━━━━━ DATA

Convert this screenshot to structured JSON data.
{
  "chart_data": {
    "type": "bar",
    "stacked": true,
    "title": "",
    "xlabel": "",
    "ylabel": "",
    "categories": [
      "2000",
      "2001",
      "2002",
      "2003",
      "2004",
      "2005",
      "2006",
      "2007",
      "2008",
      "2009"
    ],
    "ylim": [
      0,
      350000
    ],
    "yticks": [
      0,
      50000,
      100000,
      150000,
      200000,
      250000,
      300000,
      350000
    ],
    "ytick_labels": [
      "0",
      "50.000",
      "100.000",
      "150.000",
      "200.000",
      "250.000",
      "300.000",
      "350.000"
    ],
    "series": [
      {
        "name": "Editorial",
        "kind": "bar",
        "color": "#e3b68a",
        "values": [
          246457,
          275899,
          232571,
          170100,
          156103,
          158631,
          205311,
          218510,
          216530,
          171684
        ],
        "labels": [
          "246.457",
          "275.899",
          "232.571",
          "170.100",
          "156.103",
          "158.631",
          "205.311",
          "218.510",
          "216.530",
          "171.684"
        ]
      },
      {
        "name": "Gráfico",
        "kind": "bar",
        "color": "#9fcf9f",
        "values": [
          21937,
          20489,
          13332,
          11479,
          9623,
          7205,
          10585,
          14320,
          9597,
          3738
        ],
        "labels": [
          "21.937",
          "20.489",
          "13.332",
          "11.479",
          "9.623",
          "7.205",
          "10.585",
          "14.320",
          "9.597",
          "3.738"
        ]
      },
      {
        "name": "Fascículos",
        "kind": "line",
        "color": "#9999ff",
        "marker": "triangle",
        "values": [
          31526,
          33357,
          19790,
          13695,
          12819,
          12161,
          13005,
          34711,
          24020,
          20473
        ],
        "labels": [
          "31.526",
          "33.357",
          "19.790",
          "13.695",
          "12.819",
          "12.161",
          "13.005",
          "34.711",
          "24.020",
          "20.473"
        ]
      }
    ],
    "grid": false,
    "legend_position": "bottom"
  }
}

━━━━━━━━━━

TASK REQUIREMENTS: The records above must be output exactly, in full.

EXERCISE OUTPUT:
Convert this screenshot to structured JSON data.
{
  "chart_data": {
    "type": "bar",
    "stacked": true,
    "title": "",
    "xlabel": "",
    "ylabel": "",
    "categories": [
      "2000",
      "2001",
      "2002",
      "2003",
      "2004",
      "2005",
      "2006",
      "2007",
      "2008",
      "2009"
    ],
    "ylim": [
      0,
      350000
    ],
    "yticks": [
      0,
      50000,
      100000,
      150000,
      200000,
      250000,
      300000,
      350000
    ],
    "ytick_labels": [
      "0",
      "50.000",
      "100.000",
      "150.000",
      "200.000",
      "250.000",
      "300.000",
      "350.000"
    ],
    "series": [
      {
        "name": "Editorial",
        "kind": "bar",
        "color": "#e3b68a",
        "values": [
          246457,
          275899,
          232571,
          170100,
          156103,
          158631,
          205311,
          218510,
          216530,
          171684
        ],
        "labels": [
          "246.457",
          "275.899",
          "232.571",
          "170.100",
          "156.103",
          "158.631",
          "205.311",
          "218.510",
          "216.530",
          "171.684"
        ]
      },
      {
        "name": "Gráfico",
        "kind": "bar",
        "color": "#9fcf9f",
        "values": [
          21937,
          20489,
          13332,
          11479,
          9623,
          7205,
          10585,
          14320,
          9597,
          3738
        ],
        "labels": [
          "21.937",
          "20.489",
          "13.332",
          "11.479",
          "9.623",
          "7.205",
          "10.585",
          "14.320",
          "9.597",
          "3.738"
        ]
      },
      {
        "name": "Fascículos",
        "kind": "line",
        "color": "#9999ff",
        "marker": "triangle",
        "values": [
          31526,
          33357,
          19790,
          13695,
          12819,
          12161,
          13005,
          34711,
          24020,
          20473
        ],
        "labels": [
          "31.526",
          "33.357",
          "19.790",
          "13.695",
          "12.819",
          "12.161",
          "13.005",
          "34.711",
          "24.020",
          "20.473"
        ]
      }
    ],
    "grid": false,
    "legend_position": "bottom"
  }
}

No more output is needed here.